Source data
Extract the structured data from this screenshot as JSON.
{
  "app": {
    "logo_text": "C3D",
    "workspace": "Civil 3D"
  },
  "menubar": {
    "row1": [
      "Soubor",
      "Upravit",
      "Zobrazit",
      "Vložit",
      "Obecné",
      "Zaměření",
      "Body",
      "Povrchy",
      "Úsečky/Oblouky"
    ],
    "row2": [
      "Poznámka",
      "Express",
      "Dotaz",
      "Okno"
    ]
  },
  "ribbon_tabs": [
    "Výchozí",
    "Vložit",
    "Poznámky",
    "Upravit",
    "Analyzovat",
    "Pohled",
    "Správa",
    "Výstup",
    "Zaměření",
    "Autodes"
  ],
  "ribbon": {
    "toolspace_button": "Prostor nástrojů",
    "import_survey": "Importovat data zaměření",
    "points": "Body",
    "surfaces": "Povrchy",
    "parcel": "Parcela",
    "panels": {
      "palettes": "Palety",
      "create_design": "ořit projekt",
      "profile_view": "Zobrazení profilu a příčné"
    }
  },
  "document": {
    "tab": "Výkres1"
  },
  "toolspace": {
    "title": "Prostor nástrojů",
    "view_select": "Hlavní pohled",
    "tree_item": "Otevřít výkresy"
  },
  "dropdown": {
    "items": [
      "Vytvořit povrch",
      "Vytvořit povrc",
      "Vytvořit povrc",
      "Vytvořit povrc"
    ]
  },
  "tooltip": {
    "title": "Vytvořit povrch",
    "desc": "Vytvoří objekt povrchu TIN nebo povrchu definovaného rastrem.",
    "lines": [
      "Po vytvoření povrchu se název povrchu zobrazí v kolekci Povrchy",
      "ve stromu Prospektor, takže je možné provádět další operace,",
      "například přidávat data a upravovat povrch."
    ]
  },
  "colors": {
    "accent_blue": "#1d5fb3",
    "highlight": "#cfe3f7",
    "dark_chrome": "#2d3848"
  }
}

● **Problem to solve**: Retype the records in full. Keep every line identical to the original.

● **Answer in full**:
Extract the structured data from this screenshot as JSON.
{
  "app": {
    "logo_text": "C3D",
    "workspace": "Civil 3D"
  },
  "menubar": {
    "row1": [
      "Soubor",
      "Upravit",
      "Zobrazit",
      "Vložit",
      "Obecné",
      "Zaměření",
      "Body",
      "Povrchy",
      "Úsečky/Oblouky"
    ],
    "row2": [
      "Poznámka",
      "Express",
      "Dotaz",
      "Okno"
    ]
  },
  "ribbon_tabs": [
    "Výchozí",
    "Vložit",
    "Poznámky",
    "Upravit",
    "Analyzovat",
    "Pohled",
    "Správa",
    "Výstup",
    "Zaměření",
    "Autodes"
  ],
  "ribbon": {
    "toolspace_button": "Prostor nástrojů",
    "import_survey": "Importovat data zaměření",
    "points": "Body",
    "surfaces": "Povrchy",
    "parcel": "Parcela",
    "panels": {
      "palettes": "Palety",
      "create_design": "ořit projekt",
      "profile_view": "Zobrazení profilu a příčné"
    }
  },
  "document": {
    "tab": "Výkres1"
  },
  "toolspace": {
    "title": "Prostor nástrojů",
    "view_select": "Hlavní pohled",
    "tree_item": "Otevřít výkresy"
  },
  "dropdown": {
    "items": [
      "Vytvořit povrch",
      "Vytvořit povrc",
      "Vytvořit povrc",
      "Vytvořit povrc"
    ]
  },
  "tooltip": {
    "title": "Vytvořit povrch",
    "desc": "Vytvoří objekt povrchu TIN nebo povrchu definovaného rastrem.",
    "lines": [
      "Po vytvoření povrchu se název povrchu zobrazí v kolekci Povrchy",
      "ve stromu Prospektor, takže je možné provádět další operace,",
      "například přidávat data a upravovat povrch."
    ]
  },
  "colors": {
    "accent_blue": "#1d5fb3",
    "highlight": "#cfe3f7",
    "dark_chrome": "#2d3848"
  }
}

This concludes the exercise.